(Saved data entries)
-- begin --

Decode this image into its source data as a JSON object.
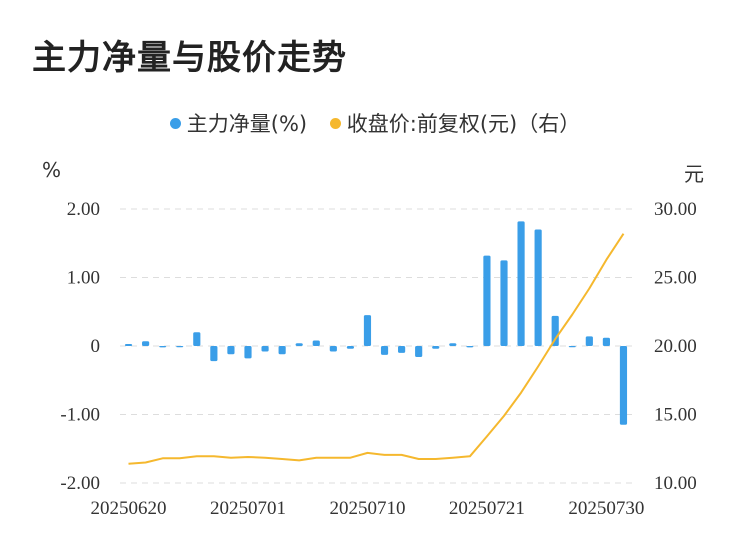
{
  "chart_data": {
    "type": "bar+line",
    "title": "主力净量与股价走势",
    "legend": [
      {
        "label": "主力净量(%)",
        "color": "#3a9ee8"
      },
      {
        "label": "收盘价:前复权(元)（右）",
        "color": "#f5b82e"
      }
    ],
    "left_unit": "%",
    "right_unit": "元",
    "left_axis": {
      "min": -2,
      "max": 2,
      "ticks": [
        2,
        1,
        0,
        -1,
        -2
      ],
      "tick_labels": [
        "2.00",
        "1.00",
        "0",
        "-1.00",
        "-2.00"
      ]
    },
    "right_axis": {
      "min": 10,
      "max": 30,
      "ticks": [
        30,
        25,
        20,
        15,
        10
      ],
      "tick_labels": [
        "30.00",
        "25.00",
        "20.00",
        "15.00",
        "10.00"
      ]
    },
    "x_tick_labels": [
      {
        "label": "20250620",
        "index": 0
      },
      {
        "label": "20250701",
        "index": 7
      },
      {
        "label": "20250710",
        "index": 14
      },
      {
        "label": "20250721",
        "index": 21
      },
      {
        "label": "20250730",
        "index": 28
      }
    ],
    "bars": [
      0.03,
      0.07,
      -0.02,
      -0.01,
      0.2,
      -0.22,
      -0.12,
      -0.18,
      -0.08,
      -0.12,
      0.04,
      0.08,
      -0.08,
      -0.04,
      0.45,
      -0.13,
      -0.1,
      -0.16,
      -0.04,
      0.04,
      -0.02,
      1.32,
      1.25,
      1.82,
      1.7,
      0.44,
      -0.01,
      0.14,
      0.12,
      -1.15
    ],
    "line": [
      11.4,
      11.5,
      11.8,
      11.8,
      11.95,
      11.95,
      11.85,
      11.9,
      11.85,
      11.75,
      11.65,
      11.85,
      11.85,
      11.85,
      12.2,
      12.05,
      12.05,
      11.75,
      11.75,
      11.85,
      11.95,
      13.4,
      14.9,
      16.6,
      18.5,
      20.5,
      22.3,
      24.2,
      26.3,
      28.2
    ]
  }
}
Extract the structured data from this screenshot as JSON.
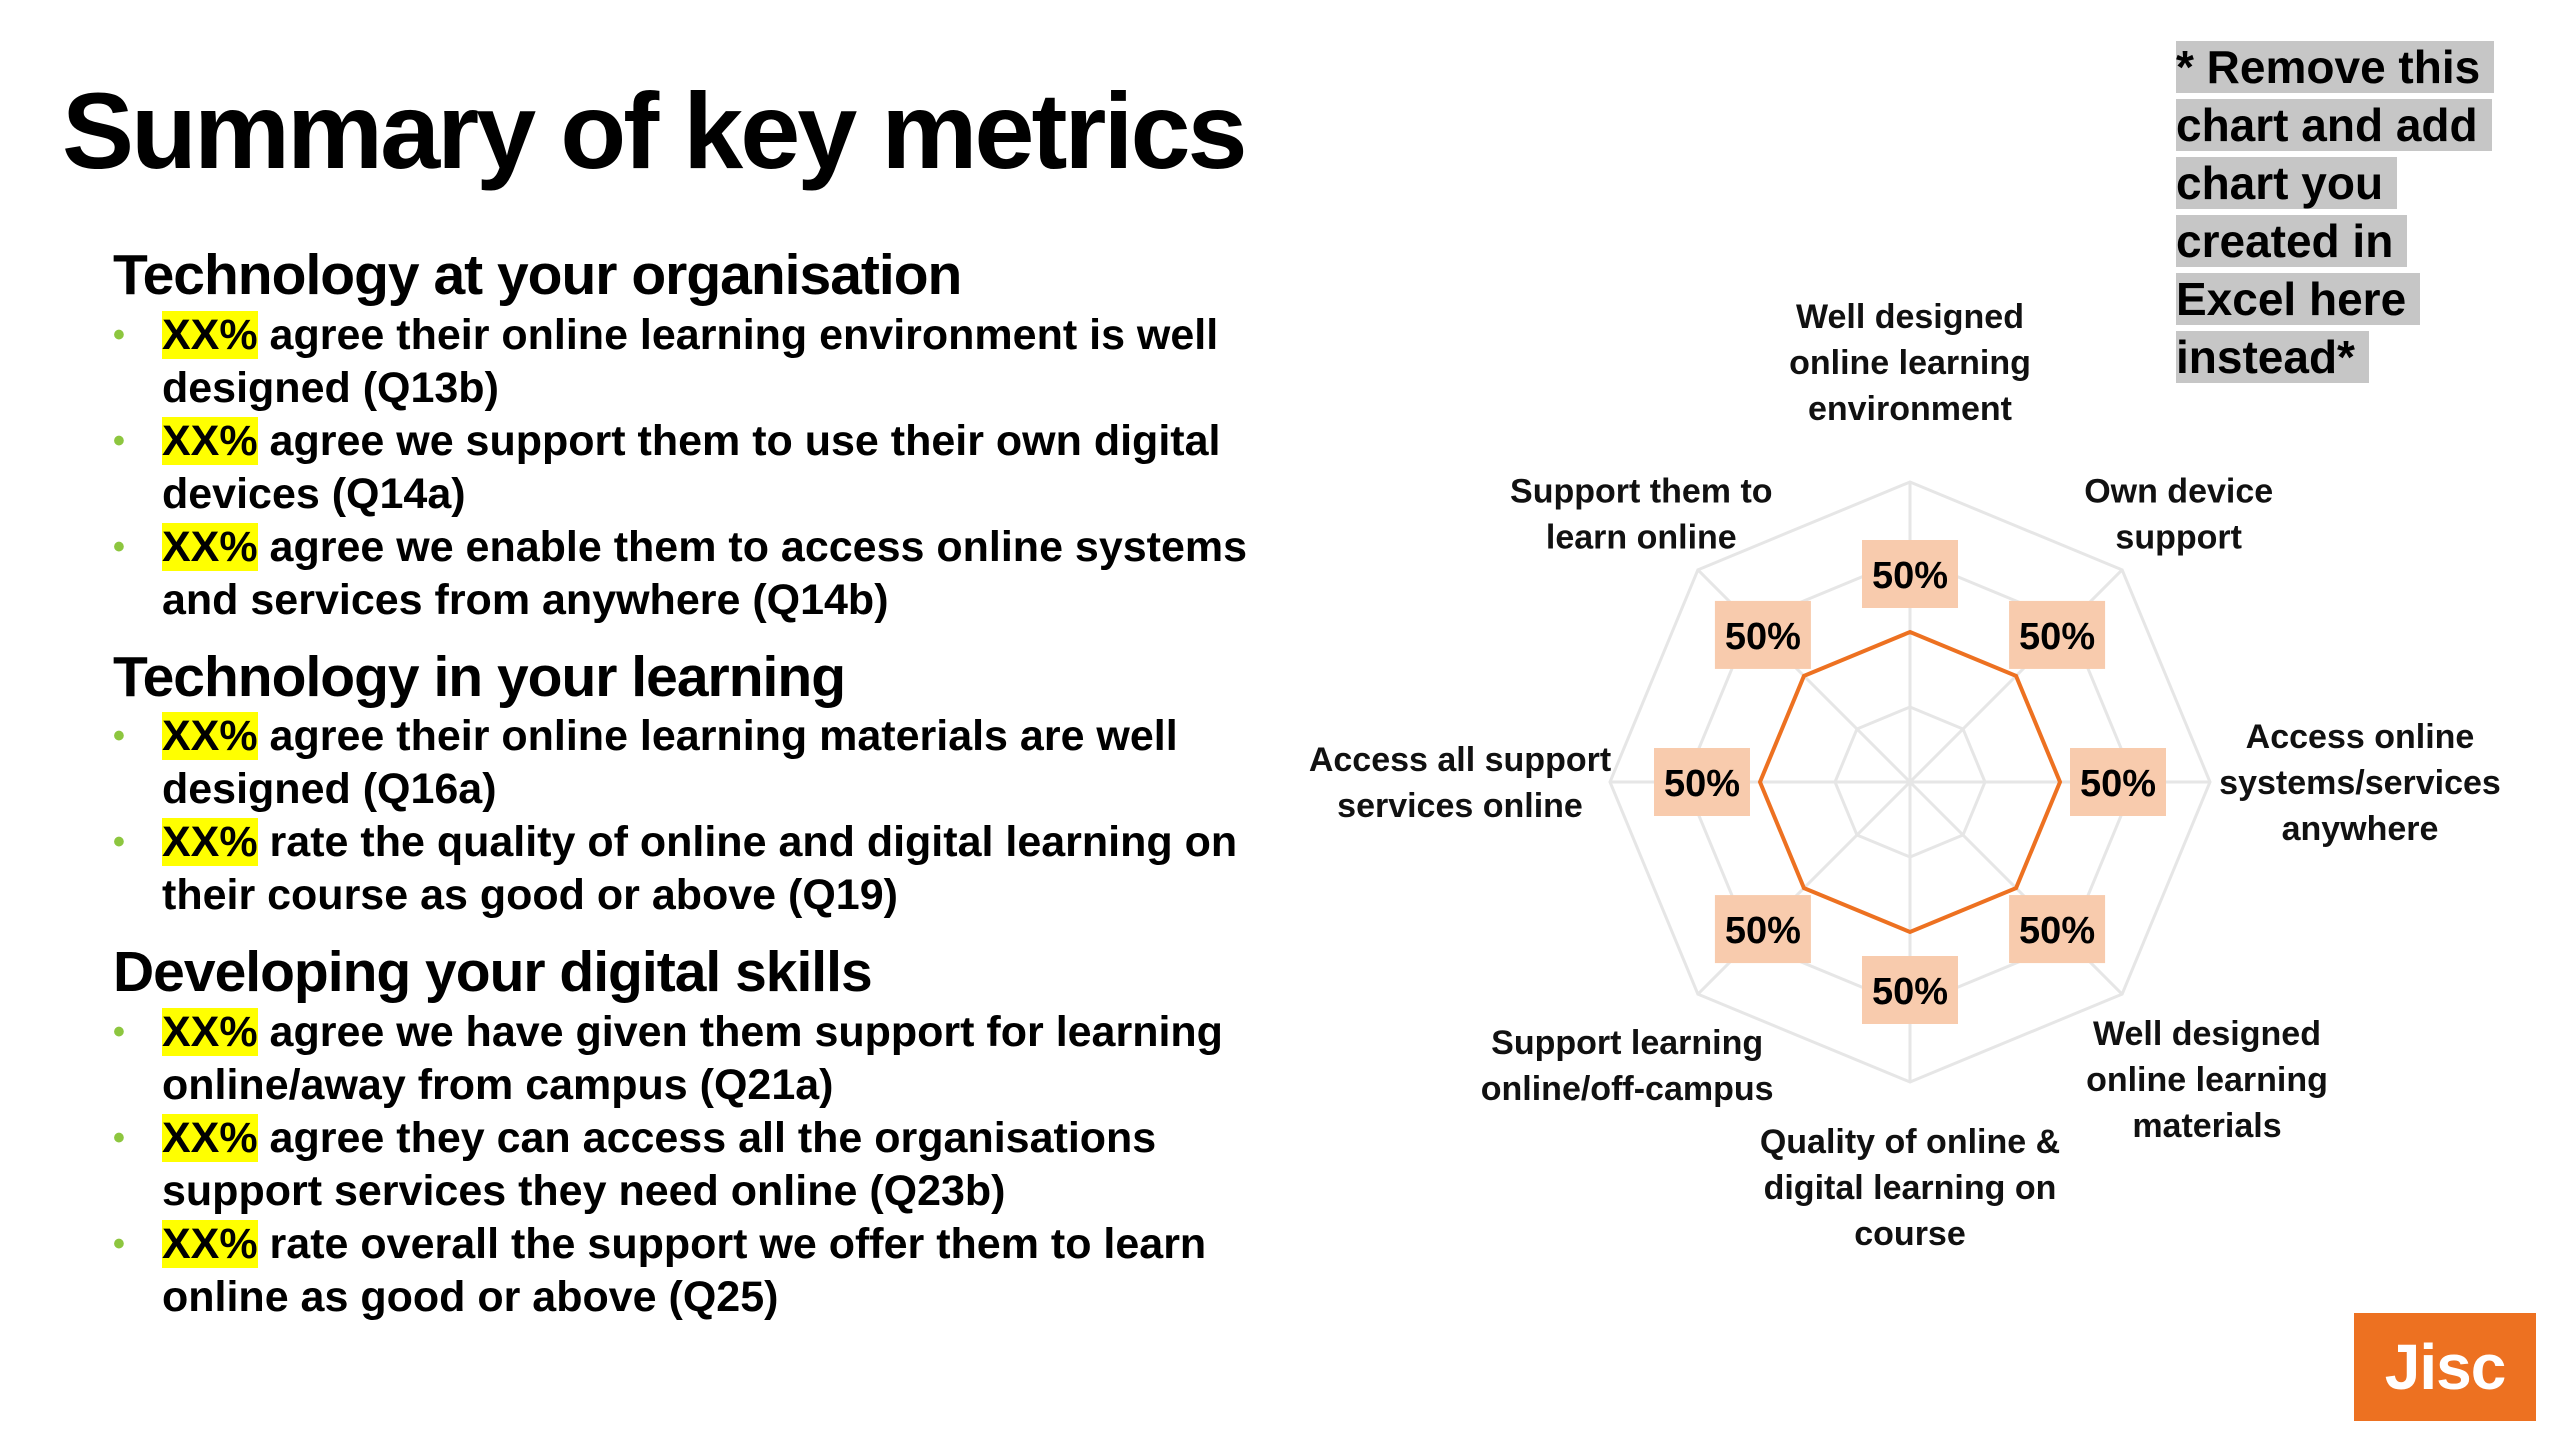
{
  "slide": {
    "title": "Summary of key metrics",
    "note": "* Remove this chart and add chart you created in Excel here instead*",
    "logo_text": "Jisc"
  },
  "sections": [
    {
      "heading": "Technology at your organisation",
      "bullets": [
        {
          "highlight": "XX%",
          "text": " agree their online learning environment is well designed (Q13b)"
        },
        {
          "highlight": "XX%",
          "text": " agree we support them to use their own digital devices (Q14a)"
        },
        {
          "highlight": "XX%",
          "text": " agree we enable them to access online systems and services from anywhere (Q14b)"
        }
      ]
    },
    {
      "heading": "Technology in your learning",
      "bullets": [
        {
          "highlight": "XX%",
          "text": " agree their online learning materials are well designed (Q16a)"
        },
        {
          "highlight": "XX%",
          "text": " rate the quality of online and digital learning on their course as good or above (Q19)"
        }
      ]
    },
    {
      "heading": "Developing your digital skills",
      "bullets": [
        {
          "highlight": "XX%",
          "text": " agree we have given them support for learning online/away from campus (Q21a)"
        },
        {
          "highlight": "XX%",
          "text": " agree they can access all the organisations support services they need online (Q23b)"
        },
        {
          "highlight": "XX%",
          "text": " rate overall the support we offer them to learn online as good or above (Q25)"
        }
      ]
    }
  ],
  "chart_data": {
    "type": "radar",
    "categories": [
      "Well designed online learning environment",
      "Own device support",
      "Access online systems/services anywhere",
      "Well designed online learning materials",
      "Quality of online & digital learning on course",
      "Support learning online/off-campus",
      "Access all support services online",
      "Support them to learn online"
    ],
    "values": [
      50,
      50,
      50,
      50,
      50,
      50,
      50,
      50
    ],
    "data_labels": [
      "50%",
      "50%",
      "50%",
      "50%",
      "50%",
      "50%",
      "50%",
      "50%"
    ],
    "rlim": [
      0,
      100
    ],
    "grid_rings": 4,
    "series_color": "#ed7121",
    "label_bg_color": "#f8cbad",
    "grid_color": "#e6e6e6"
  },
  "colors": {
    "highlight": "#ffff00",
    "bullet": "#8dc63f",
    "note_bg": "#c6c6c6",
    "brand": "#ed7121"
  }
}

-- end --

Task description -
Write out the listing above again, exactly, but with no pictures in the copy.

Written reply -
Decode this image into its source data as a JSON object.
{
  "chart_data": {
    "type": "bar+line",
    "title": "主力净量与股价走势",
    "legend": [
      {
        "label": "主力净量(%)",
        "color": "#3a9ee8"
      },
      {
        "label": "收盘价:前复权(元)（右）",
        "color": "#f5b82e"
      }
    ],
    "left_unit": "%",
    "right_unit": "元",
    "left_axis": {
      "min": -2,
      "max": 2,
      "ticks": [
        2,
        1,
        0,
        -1,
        -2
      ],
      "tick_labels": [
        "2.00",
        "1.00",
        "0",
        "-1.00",
        "-2.00"
      ]
    },
    "right_axis": {
      "min": 10,
      "max": 30,
      "ticks": [
        30,
        25,
        20,
        15,
        10
      ],
      "tick_labels": [
        "30.00",
        "25.00",
        "20.00",
        "15.00",
        "10.00"
      ]
    },
    "x_tick_labels": [
      {
        "label": "20250620",
        "index": 0
      },
      {
        "label": "20250701",
        "index": 7
      },
      {
        "label": "20250710",
        "index": 14
      },
      {
        "label": "20250721",
        "index": 21
      },
      {
        "label": "20250730",
        "index": 28
      }
    ],
    "bars": [
      0.03,
      0.07,
      -0.02,
      -0.01,
      0.2,
      -0.22,
      -0.12,
      -0.18,
      -0.08,
      -0.12,
      0.04,
      0.08,
      -0.08,
      -0.04,
      0.45,
      -0.13,
      -0.1,
      -0.16,
      -0.04,
      0.04,
      -0.02,
      1.32,
      1.25,
      1.82,
      1.7,
      0.44,
      -0.01,
      0.14,
      0.12,
      -1.15
    ],
    "line": [
      11.4,
      11.5,
      11.8,
      11.8,
      11.95,
      11.95,
      11.85,
      11.9,
      11.85,
      11.75,
      11.65,
      11.85,
      11.85,
      11.85,
      12.2,
      12.05,
      12.05,
      11.75,
      11.75,
      11.85,
      11.95,
      13.4,
      14.9,
      16.6,
      18.5,
      20.5,
      22.3,
      24.2,
      26.3,
      28.2
    ]
  }
}
Extract the structured data from this screenshot as JSON.
{
  "slide": {
    "title": "Summary of key metrics",
    "note": "* Remove this chart and add chart you created in Excel here instead*",
    "logo_text": "Jisc"
  },
  "sections": [
    {
      "heading": "Technology at your organisation",
      "bullets": [
        {
          "highlight": "XX%",
          "text": " agree their online learning environment is well designed (Q13b)"
        },
        {
          "highlight": "XX%",
          "text": " agree we support them to use their own digital devices (Q14a)"
        },
        {
          "highlight": "XX%",
          "text": " agree we enable them to access online systems and services from anywhere (Q14b)"
        }
      ]
    },
    {
      "heading": "Technology in your learning",
      "bullets": [
        {
          "highlight": "XX%",
          "text": " agree their online learning materials are well designed (Q16a)"
        },
        {
          "highlight": "XX%",
          "text": " rate the quality of online and digital learning on their course as good or above (Q19)"
        }
      ]
    },
    {
      "heading": "Developing your digital skills",
      "bullets": [
        {
          "highlight": "XX%",
          "text": " agree we have given them support for learning online/away from campus (Q21a)"
        },
        {
          "highlight": "XX%",
          "text": " agree they can access all the organisations support services they need online (Q23b)"
        },
        {
          "highlight": "XX%",
          "text": " rate overall the support we offer them to learn online as good or above (Q25)"
        }
      ]
    }
  ],
  "chart_data": {
    "type": "radar",
    "categories": [
      "Well designed online learning environment",
      "Own device support",
      "Access online systems/services anywhere",
      "Well designed online learning materials",
      "Quality of online & digital learning on course",
      "Support learning online/off-campus",
      "Access all support services online",
      "Support them to learn online"
    ],
    "values": [
      50,
      50,
      50,
      50,
      50,
      50,
      50,
      50
    ],
    "data_labels": [
      "50%",
      "50%",
      "50%",
      "50%",
      "50%",
      "50%",
      "50%",
      "50%"
    ],
    "rlim": [
      0,
      100
    ],
    "grid_rings": 4,
    "series_color": "#ed7121",
    "label_bg_color": "#f8cbad",
    "grid_color": "#e6e6e6"
  },
  "colors": {
    "highlight": "#ffff00",
    "bullet": "#8dc63f",
    "note_bg": "#c6c6c6",
    "brand": "#ed7121"
  }
}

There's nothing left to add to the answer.